▶ WHAT THE TASK ASKS:
From the entries that follow, pick out all lines holding "active".

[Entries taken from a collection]
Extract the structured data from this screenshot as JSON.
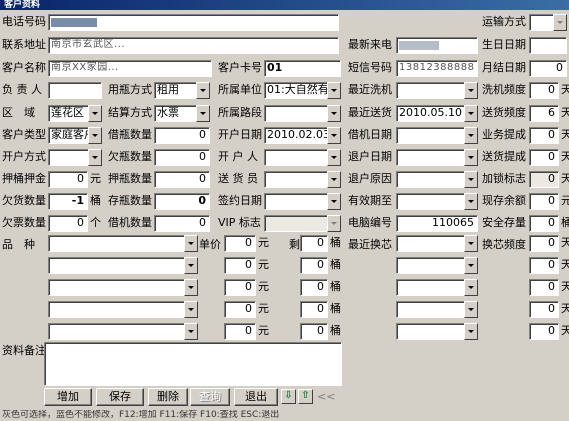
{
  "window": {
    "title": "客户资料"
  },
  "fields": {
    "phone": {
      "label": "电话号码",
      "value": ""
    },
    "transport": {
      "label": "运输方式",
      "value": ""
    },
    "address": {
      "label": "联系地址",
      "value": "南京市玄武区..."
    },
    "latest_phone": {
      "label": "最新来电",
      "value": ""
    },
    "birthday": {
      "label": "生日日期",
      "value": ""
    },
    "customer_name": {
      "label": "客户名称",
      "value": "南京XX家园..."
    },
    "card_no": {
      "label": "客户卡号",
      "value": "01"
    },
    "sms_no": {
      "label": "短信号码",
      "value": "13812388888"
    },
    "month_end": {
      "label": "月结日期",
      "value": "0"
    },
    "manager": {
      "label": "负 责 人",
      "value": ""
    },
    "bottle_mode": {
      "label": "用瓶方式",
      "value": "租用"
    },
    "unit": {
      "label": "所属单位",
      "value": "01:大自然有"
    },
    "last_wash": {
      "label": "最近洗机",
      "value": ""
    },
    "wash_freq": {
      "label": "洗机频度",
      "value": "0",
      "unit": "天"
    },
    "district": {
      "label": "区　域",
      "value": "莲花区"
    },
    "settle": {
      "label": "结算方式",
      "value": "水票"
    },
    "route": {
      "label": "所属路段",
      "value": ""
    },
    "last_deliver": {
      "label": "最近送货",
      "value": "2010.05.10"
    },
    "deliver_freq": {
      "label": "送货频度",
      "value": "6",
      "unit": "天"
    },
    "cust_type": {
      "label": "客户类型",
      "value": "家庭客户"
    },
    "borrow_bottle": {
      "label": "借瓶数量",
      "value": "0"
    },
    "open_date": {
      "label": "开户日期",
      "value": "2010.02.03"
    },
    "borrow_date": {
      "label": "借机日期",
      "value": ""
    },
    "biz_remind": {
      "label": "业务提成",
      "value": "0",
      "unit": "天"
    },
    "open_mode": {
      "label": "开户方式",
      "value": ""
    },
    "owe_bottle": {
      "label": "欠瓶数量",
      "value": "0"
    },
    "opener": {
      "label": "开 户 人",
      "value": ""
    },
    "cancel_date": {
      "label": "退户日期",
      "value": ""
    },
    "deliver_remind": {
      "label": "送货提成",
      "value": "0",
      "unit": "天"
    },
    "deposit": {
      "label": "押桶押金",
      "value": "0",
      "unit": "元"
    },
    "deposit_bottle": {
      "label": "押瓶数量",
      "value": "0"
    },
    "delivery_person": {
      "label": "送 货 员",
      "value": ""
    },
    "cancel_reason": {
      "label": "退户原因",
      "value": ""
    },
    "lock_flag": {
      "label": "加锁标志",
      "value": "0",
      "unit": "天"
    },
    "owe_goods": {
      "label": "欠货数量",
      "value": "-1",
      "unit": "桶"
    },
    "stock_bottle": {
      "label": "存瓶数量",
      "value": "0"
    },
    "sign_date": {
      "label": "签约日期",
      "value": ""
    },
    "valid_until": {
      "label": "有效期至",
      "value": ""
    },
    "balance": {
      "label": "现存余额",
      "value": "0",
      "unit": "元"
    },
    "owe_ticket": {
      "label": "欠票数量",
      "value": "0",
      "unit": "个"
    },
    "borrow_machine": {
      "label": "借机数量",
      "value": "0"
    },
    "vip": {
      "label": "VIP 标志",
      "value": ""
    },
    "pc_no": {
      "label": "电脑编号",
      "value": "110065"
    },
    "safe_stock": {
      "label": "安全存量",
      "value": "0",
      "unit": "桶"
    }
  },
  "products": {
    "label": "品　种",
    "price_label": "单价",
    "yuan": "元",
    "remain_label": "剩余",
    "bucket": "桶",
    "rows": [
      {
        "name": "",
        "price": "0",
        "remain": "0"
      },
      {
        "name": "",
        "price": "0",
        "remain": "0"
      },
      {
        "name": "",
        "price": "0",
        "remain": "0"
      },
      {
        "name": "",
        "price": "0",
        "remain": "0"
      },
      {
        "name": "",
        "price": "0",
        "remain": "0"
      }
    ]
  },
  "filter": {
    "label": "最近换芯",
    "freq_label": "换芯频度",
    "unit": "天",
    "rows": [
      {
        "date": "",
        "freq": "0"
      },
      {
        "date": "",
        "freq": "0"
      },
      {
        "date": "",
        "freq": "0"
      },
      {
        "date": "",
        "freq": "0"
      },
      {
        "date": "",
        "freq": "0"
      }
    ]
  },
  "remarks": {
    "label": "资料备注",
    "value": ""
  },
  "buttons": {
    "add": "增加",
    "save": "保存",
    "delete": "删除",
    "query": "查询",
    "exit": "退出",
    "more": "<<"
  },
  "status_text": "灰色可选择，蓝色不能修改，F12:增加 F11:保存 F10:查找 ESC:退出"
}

...

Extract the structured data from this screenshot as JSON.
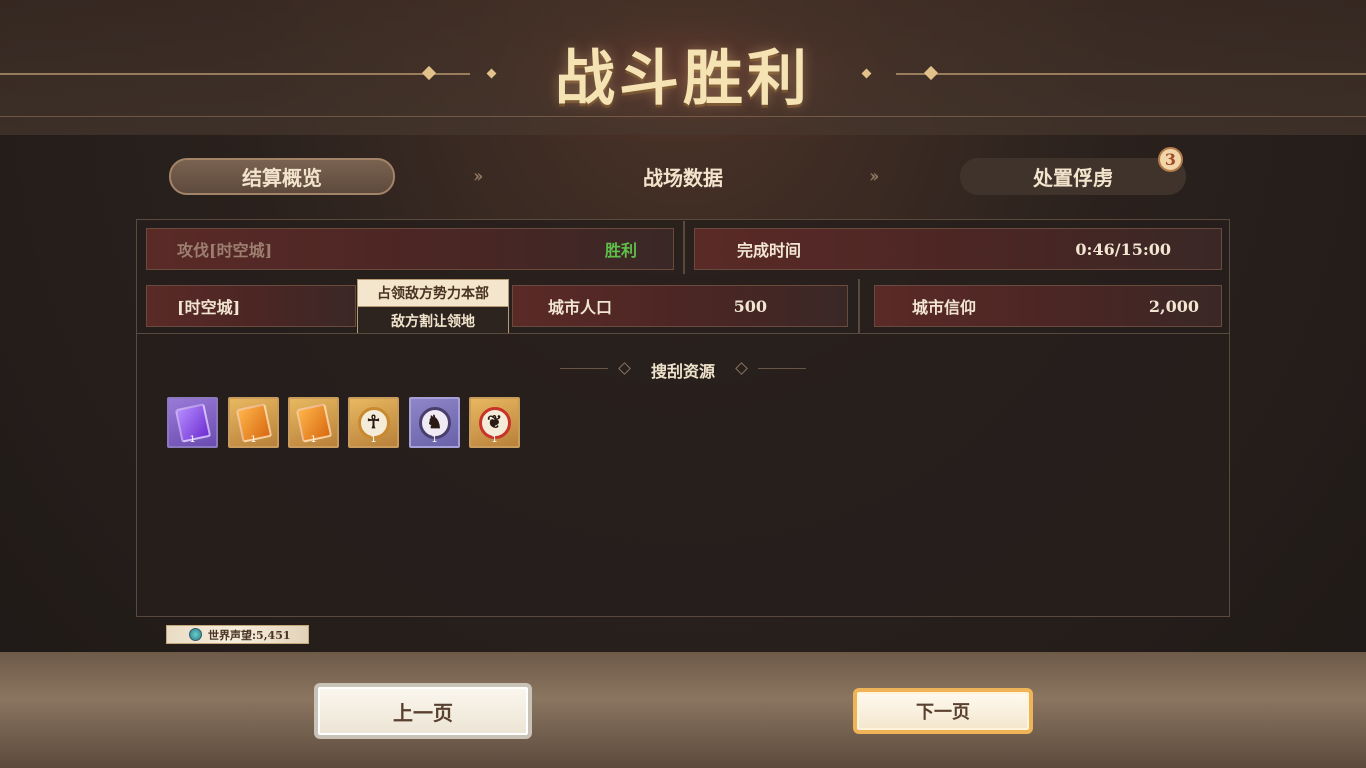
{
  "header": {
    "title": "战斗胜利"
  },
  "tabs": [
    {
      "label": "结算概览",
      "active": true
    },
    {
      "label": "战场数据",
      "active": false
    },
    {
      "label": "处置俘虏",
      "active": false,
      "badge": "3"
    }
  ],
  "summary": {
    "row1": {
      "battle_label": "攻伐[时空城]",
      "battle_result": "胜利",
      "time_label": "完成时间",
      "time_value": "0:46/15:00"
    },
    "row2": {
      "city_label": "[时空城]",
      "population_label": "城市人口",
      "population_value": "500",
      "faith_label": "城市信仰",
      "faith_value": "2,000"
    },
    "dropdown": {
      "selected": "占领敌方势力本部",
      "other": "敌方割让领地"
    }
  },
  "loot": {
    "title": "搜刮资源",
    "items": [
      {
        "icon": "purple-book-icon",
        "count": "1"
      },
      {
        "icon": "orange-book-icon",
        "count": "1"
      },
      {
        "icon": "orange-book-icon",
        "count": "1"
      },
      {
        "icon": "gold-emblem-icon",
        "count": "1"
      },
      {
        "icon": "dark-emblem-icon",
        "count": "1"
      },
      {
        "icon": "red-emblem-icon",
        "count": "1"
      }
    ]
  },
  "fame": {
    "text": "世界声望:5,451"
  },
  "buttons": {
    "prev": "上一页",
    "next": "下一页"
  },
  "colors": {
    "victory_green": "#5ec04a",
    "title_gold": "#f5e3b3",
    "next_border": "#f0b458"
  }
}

▶ RESPONSE FOR THIS EXERCISE:
      "active": true
      "active": false
      "active": false,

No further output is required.